What the task asks: In the material below, find how many lines contain the string "consecutive". Write only that number.

Material:
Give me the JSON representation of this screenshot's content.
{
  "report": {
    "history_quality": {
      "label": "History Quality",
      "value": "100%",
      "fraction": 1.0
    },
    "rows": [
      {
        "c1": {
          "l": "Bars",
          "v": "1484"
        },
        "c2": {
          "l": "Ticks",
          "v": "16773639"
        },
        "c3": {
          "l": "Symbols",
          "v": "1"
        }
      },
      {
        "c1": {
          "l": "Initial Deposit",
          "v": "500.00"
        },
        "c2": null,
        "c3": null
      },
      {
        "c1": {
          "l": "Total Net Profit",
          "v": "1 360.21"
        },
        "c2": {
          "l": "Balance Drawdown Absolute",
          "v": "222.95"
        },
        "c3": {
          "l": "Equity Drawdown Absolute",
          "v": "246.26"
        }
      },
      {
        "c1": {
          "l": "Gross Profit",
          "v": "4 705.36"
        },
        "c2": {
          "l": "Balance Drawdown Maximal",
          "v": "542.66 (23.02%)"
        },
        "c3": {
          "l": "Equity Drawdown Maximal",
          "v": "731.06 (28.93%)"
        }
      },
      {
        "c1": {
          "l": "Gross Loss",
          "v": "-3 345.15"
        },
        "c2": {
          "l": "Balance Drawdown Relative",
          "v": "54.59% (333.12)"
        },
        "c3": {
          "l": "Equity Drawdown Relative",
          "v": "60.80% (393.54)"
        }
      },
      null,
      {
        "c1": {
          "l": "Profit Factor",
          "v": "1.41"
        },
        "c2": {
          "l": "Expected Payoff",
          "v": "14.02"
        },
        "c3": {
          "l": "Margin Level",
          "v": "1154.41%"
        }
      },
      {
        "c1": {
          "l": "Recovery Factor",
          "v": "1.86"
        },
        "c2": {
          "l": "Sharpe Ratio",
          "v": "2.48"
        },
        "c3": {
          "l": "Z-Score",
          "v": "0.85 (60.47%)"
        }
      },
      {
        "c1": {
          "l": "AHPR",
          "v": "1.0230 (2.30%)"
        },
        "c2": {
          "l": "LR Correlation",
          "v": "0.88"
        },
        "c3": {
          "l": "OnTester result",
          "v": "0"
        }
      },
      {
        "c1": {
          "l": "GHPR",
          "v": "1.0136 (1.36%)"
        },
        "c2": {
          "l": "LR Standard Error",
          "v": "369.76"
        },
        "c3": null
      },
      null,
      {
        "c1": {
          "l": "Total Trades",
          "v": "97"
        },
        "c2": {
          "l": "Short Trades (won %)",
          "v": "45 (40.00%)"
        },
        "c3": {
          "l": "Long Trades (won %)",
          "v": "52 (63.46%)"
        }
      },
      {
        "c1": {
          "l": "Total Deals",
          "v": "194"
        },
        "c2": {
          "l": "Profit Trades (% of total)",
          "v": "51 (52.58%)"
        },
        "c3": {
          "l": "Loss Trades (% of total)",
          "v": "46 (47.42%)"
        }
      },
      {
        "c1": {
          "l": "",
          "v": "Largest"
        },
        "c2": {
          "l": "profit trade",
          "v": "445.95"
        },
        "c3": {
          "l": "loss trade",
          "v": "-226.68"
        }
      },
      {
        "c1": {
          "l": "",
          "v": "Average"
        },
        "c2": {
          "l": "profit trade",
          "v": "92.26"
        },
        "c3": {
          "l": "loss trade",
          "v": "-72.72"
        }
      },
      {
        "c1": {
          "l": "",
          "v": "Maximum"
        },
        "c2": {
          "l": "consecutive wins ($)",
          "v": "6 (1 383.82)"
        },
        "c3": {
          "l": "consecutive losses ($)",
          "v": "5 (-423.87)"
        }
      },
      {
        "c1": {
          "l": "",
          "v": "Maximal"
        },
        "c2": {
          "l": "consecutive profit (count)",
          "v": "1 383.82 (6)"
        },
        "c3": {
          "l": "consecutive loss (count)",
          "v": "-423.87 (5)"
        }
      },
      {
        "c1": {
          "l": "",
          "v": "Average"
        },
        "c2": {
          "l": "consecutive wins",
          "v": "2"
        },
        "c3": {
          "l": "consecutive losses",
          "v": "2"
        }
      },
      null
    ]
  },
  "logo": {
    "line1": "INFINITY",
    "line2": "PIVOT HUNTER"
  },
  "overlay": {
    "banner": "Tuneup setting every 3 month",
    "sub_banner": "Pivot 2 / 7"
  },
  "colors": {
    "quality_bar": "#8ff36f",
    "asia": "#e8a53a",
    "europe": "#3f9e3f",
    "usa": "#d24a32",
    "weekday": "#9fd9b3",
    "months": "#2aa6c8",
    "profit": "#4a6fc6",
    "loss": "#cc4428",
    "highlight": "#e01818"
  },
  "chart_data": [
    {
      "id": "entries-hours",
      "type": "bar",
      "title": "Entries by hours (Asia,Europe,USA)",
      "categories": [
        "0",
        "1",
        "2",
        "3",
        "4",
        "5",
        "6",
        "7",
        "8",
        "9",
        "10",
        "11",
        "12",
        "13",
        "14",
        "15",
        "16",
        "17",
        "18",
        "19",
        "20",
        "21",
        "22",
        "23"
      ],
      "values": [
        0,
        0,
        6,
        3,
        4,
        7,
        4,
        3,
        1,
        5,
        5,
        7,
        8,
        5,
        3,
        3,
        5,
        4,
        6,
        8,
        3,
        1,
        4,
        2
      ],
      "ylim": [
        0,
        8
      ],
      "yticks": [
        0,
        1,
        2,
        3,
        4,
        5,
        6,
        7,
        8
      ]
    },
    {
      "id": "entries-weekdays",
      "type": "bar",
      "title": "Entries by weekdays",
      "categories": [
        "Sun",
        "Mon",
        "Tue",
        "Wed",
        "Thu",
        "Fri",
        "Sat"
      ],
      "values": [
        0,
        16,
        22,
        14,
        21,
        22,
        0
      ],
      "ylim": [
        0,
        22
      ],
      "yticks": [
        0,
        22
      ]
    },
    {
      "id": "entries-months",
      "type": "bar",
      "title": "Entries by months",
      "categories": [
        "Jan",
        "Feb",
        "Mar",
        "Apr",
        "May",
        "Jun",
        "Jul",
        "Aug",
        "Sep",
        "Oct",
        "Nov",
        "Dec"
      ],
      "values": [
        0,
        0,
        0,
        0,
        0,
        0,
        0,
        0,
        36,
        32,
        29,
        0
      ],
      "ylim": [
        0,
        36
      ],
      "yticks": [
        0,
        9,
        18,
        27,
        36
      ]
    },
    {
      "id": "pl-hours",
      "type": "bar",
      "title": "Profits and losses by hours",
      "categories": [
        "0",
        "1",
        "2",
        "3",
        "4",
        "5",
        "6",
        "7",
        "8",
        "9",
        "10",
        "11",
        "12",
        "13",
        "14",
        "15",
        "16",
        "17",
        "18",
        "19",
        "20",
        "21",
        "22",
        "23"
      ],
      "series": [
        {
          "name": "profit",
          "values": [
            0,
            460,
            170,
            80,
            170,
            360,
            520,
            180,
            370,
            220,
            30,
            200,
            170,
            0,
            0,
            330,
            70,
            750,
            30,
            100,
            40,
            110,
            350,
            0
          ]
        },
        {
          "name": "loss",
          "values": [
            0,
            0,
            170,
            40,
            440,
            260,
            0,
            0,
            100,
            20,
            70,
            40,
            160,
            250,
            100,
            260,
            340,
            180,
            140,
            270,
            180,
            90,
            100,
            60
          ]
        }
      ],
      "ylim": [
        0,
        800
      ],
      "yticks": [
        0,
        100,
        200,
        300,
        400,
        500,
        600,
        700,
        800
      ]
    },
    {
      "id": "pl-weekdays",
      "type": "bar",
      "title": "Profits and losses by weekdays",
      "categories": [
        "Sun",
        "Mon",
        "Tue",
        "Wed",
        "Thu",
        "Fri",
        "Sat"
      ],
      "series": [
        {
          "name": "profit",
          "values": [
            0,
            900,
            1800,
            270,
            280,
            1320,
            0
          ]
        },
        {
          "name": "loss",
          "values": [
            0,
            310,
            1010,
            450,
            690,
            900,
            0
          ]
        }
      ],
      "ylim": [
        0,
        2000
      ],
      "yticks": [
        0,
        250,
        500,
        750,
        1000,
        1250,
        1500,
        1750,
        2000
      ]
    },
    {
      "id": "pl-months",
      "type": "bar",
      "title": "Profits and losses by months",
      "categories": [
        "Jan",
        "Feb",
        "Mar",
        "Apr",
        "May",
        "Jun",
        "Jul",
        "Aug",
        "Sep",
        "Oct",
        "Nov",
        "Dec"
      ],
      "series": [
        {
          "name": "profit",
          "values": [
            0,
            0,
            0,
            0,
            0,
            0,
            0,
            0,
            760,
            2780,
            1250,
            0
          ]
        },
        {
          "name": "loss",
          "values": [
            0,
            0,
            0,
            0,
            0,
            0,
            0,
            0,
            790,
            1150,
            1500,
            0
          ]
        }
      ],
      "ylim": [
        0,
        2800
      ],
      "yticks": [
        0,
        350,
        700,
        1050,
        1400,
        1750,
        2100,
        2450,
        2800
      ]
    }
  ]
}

Response to this exercise: 6